● DATASET
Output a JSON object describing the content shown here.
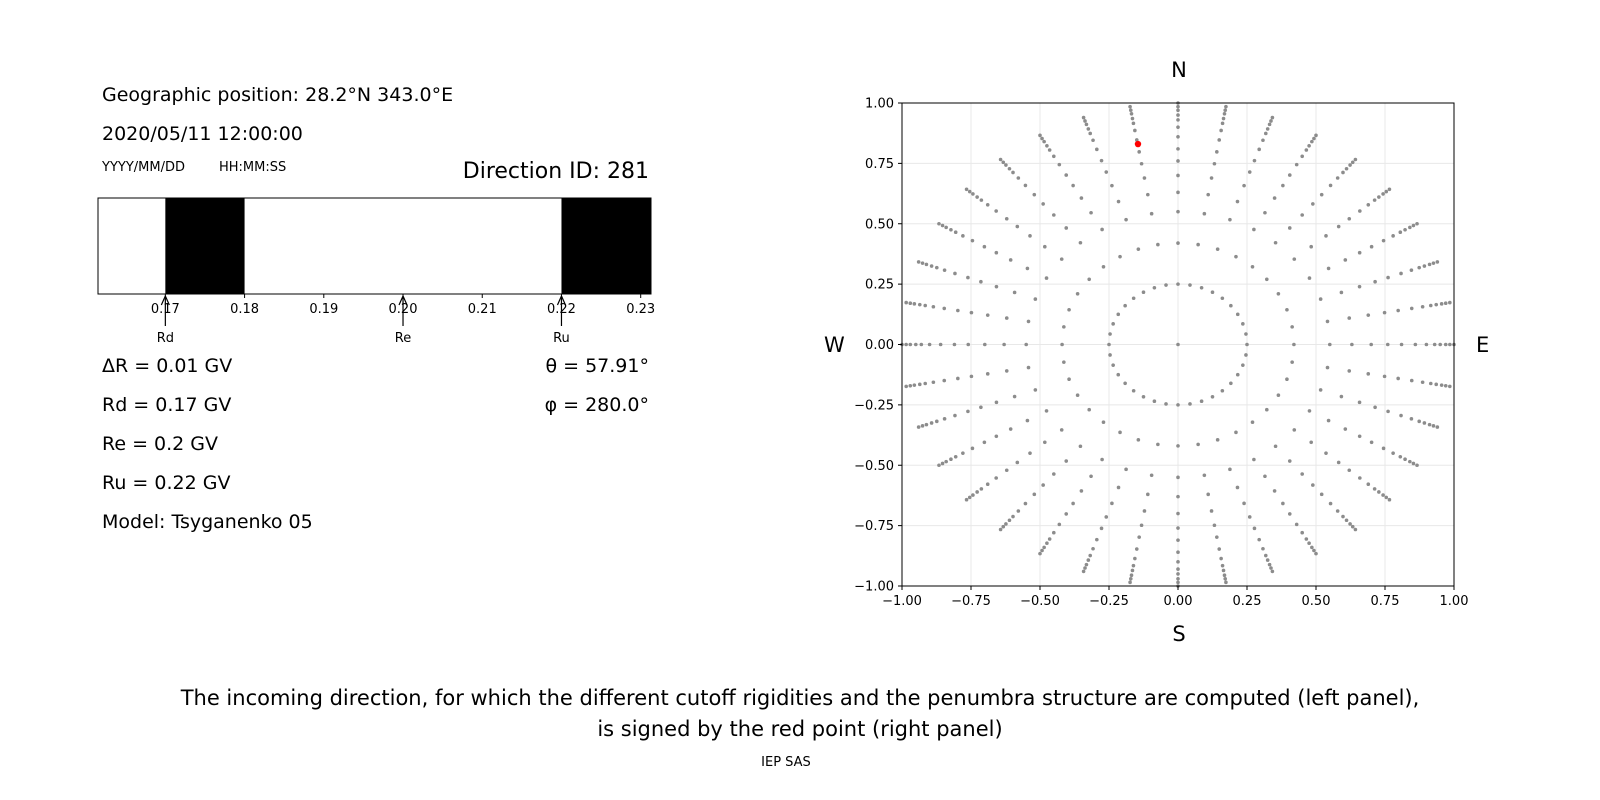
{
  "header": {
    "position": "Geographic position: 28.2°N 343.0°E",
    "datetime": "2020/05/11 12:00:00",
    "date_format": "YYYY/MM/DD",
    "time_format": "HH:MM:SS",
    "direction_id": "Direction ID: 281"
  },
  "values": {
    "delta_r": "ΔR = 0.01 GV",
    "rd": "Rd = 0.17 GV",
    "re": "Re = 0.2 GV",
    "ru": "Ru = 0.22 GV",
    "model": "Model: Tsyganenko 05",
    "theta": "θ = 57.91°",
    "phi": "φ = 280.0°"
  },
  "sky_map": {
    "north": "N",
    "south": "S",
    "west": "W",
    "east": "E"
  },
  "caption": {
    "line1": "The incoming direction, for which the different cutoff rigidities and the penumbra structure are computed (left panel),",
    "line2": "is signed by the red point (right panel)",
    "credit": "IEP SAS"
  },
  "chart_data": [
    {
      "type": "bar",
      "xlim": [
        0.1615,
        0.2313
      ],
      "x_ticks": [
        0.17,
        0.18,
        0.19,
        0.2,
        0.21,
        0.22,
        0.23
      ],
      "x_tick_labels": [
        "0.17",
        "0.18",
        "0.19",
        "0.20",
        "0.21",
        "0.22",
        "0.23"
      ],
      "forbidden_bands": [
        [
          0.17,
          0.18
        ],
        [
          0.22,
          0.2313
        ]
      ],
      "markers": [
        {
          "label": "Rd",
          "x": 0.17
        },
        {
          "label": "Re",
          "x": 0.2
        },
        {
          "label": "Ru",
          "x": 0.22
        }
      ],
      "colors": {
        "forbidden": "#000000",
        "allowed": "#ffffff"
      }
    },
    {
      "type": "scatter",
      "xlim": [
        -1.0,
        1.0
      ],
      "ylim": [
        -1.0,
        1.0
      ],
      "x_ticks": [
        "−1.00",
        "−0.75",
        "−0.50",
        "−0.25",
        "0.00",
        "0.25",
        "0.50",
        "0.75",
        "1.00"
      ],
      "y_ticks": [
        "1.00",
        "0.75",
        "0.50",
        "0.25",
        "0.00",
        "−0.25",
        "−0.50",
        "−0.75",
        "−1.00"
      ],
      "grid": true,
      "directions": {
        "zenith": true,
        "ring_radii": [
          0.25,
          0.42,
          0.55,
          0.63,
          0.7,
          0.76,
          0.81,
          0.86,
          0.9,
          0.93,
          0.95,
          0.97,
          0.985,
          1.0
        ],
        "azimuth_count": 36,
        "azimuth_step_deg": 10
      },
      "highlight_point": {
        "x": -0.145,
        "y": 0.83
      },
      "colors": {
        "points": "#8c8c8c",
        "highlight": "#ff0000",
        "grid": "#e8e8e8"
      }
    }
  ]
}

--

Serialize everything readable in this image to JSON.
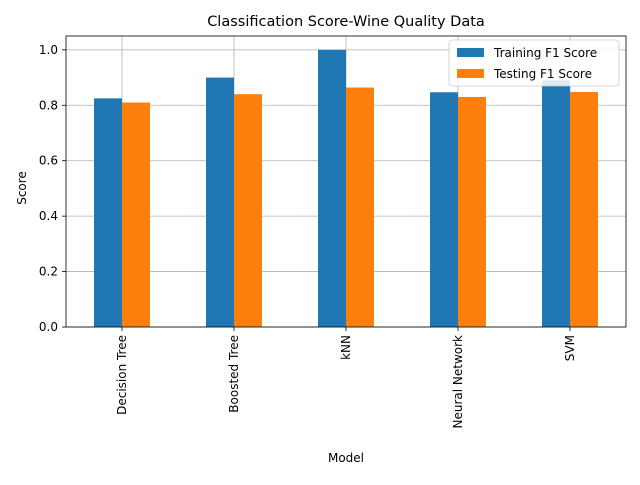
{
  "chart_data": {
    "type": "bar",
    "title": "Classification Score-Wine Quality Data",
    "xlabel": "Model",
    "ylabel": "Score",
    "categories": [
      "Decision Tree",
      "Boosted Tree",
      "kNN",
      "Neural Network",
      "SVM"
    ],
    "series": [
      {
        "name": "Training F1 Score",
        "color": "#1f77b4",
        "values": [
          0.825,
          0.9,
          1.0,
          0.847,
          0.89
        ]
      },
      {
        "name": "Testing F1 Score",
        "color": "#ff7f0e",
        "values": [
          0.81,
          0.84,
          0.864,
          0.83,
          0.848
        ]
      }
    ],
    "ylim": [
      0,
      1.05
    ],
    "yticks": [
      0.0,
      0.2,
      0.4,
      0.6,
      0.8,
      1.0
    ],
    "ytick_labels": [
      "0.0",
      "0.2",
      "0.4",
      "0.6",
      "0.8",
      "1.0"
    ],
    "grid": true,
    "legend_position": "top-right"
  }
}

● DIRECTIONS FOR THIS TASK
Go over the data above and copy every line that has the word "right" in it.

● RESULT FOR THIS TASK
    "line2": "is signed by the red point (right panel)",
    "legend_position": "top-right"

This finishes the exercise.